▶ **Problem to work on**: Repeat every record below exactly, leaving out the pictures.

▶ **Dataset extract**:

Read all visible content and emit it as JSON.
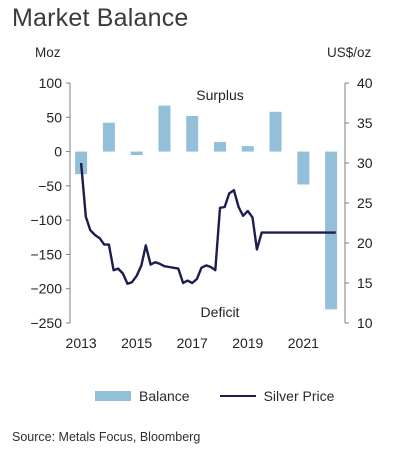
{
  "title": "Market Balance",
  "source": "Source: Metals Focus, Bloomberg",
  "chart_data": {
    "type": "bar+line",
    "left_unit": "Moz",
    "right_unit": "US$/oz",
    "left_ylim": [
      -250,
      100
    ],
    "left_ticks": [
      "100",
      "50",
      "0",
      "−50",
      "−100",
      "−150",
      "−200",
      "−250"
    ],
    "left_tick_values": [
      100,
      50,
      0,
      -50,
      -100,
      -150,
      -200,
      -250
    ],
    "right_ylim": [
      10,
      40
    ],
    "right_ticks": [
      "40",
      "35",
      "30",
      "25",
      "20",
      "15",
      "10"
    ],
    "right_tick_values": [
      40,
      35,
      30,
      25,
      20,
      15,
      10
    ],
    "x_ticks": [
      "2013",
      "2015",
      "2017",
      "2019",
      "2021"
    ],
    "x_tick_values": [
      2013,
      2015,
      2017,
      2019,
      2021
    ],
    "xlim": [
      2012.6,
      2022.5
    ],
    "annotations": {
      "surplus": "Surplus",
      "deficit": "Deficit"
    },
    "balance": {
      "name": "Balance",
      "color": "#93bfd8",
      "x": [
        2013,
        2014,
        2015,
        2016,
        2017,
        2018,
        2019,
        2020,
        2021,
        2022
      ],
      "values": [
        -33,
        42,
        -5,
        67,
        52,
        14,
        8,
        58,
        -48,
        -230
      ]
    },
    "silver_price": {
      "name": "Silver Price",
      "color": "#1b1e4e",
      "x": [
        2013.0,
        2013.17,
        2013.33,
        2013.5,
        2013.67,
        2013.83,
        2014.0,
        2014.17,
        2014.33,
        2014.5,
        2014.67,
        2014.83,
        2015.0,
        2015.17,
        2015.33,
        2015.5,
        2015.67,
        2015.83,
        2016.0,
        2016.17,
        2016.33,
        2016.5,
        2016.67,
        2016.83,
        2017.0,
        2017.17,
        2017.33,
        2017.5,
        2017.67,
        2017.83,
        2018.0,
        2018.17,
        2018.33,
        2018.5,
        2018.67,
        2018.83,
        2019.0,
        2019.17,
        2019.33,
        2019.5,
        2019.67,
        2019.83,
        2020.0,
        2020.17,
        2020.33,
        2020.5,
        2020.67,
        2020.83,
        2021.0,
        2021.17,
        2021.33,
        2021.5,
        2021.67,
        2021.83,
        2022.0,
        2022.17
      ],
      "values": [
        30.0,
        23.3,
        21.6,
        21.0,
        20.6,
        19.8,
        19.8,
        16.6,
        16.8,
        16.2,
        14.9,
        15.1,
        15.9,
        17.2,
        19.7,
        17.3,
        17.6,
        17.4,
        17.1,
        17.0,
        16.9,
        16.8,
        15.0,
        15.3,
        15.0,
        15.5,
        16.9,
        17.2,
        17.0,
        16.6,
        24.4,
        24.5,
        26.2,
        26.6,
        24.5,
        23.4,
        24.0,
        23.2,
        19.2,
        21.3,
        21.3,
        21.3,
        21.3,
        21.3,
        21.3,
        21.3,
        21.3,
        21.3,
        21.3,
        21.3,
        21.3,
        21.3,
        21.3,
        21.3,
        21.3,
        21.3
      ]
    }
  },
  "legend": {
    "balance": "Balance",
    "silver": "Silver Price"
  }
}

▶ **Answer below**:
Read all visible content and emit it as JSON.
{
  "title": "Market Balance",
  "source": "Source: Metals Focus, Bloomberg",
  "chart_data": {
    "type": "bar+line",
    "left_unit": "Moz",
    "right_unit": "US$/oz",
    "left_ylim": [
      -250,
      100
    ],
    "left_ticks": [
      "100",
      "50",
      "0",
      "−50",
      "−100",
      "−150",
      "−200",
      "−250"
    ],
    "left_tick_values": [
      100,
      50,
      0,
      -50,
      -100,
      -150,
      -200,
      -250
    ],
    "right_ylim": [
      10,
      40
    ],
    "right_ticks": [
      "40",
      "35",
      "30",
      "25",
      "20",
      "15",
      "10"
    ],
    "right_tick_values": [
      40,
      35,
      30,
      25,
      20,
      15,
      10
    ],
    "x_ticks": [
      "2013",
      "2015",
      "2017",
      "2019",
      "2021"
    ],
    "x_tick_values": [
      2013,
      2015,
      2017,
      2019,
      2021
    ],
    "xlim": [
      2012.6,
      2022.5
    ],
    "annotations": {
      "surplus": "Surplus",
      "deficit": "Deficit"
    },
    "balance": {
      "name": "Balance",
      "color": "#93bfd8",
      "x": [
        2013,
        2014,
        2015,
        2016,
        2017,
        2018,
        2019,
        2020,
        2021,
        2022
      ],
      "values": [
        -33,
        42,
        -5,
        67,
        52,
        14,
        8,
        58,
        -48,
        -230
      ]
    },
    "silver_price": {
      "name": "Silver Price",
      "color": "#1b1e4e",
      "x": [
        2013.0,
        2013.17,
        2013.33,
        2013.5,
        2013.67,
        2013.83,
        2014.0,
        2014.17,
        2014.33,
        2014.5,
        2014.67,
        2014.83,
        2015.0,
        2015.17,
        2015.33,
        2015.5,
        2015.67,
        2015.83,
        2016.0,
        2016.17,
        2016.33,
        2016.5,
        2016.67,
        2016.83,
        2017.0,
        2017.17,
        2017.33,
        2017.5,
        2017.67,
        2017.83,
        2018.0,
        2018.17,
        2018.33,
        2018.5,
        2018.67,
        2018.83,
        2019.0,
        2019.17,
        2019.33,
        2019.5,
        2019.67,
        2019.83,
        2020.0,
        2020.17,
        2020.33,
        2020.5,
        2020.67,
        2020.83,
        2021.0,
        2021.17,
        2021.33,
        2021.5,
        2021.67,
        2021.83,
        2022.0,
        2022.17
      ],
      "values": [
        30.0,
        23.3,
        21.6,
        21.0,
        20.6,
        19.8,
        19.8,
        16.6,
        16.8,
        16.2,
        14.9,
        15.1,
        15.9,
        17.2,
        19.7,
        17.3,
        17.6,
        17.4,
        17.1,
        17.0,
        16.9,
        16.8,
        15.0,
        15.3,
        15.0,
        15.5,
        16.9,
        17.2,
        17.0,
        16.6,
        24.4,
        24.5,
        26.2,
        26.6,
        24.5,
        23.4,
        24.0,
        23.2,
        19.2,
        21.3,
        21.3,
        21.3,
        21.3,
        21.3,
        21.3,
        21.3,
        21.3,
        21.3,
        21.3,
        21.3,
        21.3,
        21.3,
        21.3,
        21.3,
        21.3,
        21.3
      ]
    }
  },
  "legend": {
    "balance": "Balance",
    "silver": "Silver Price"
  }
}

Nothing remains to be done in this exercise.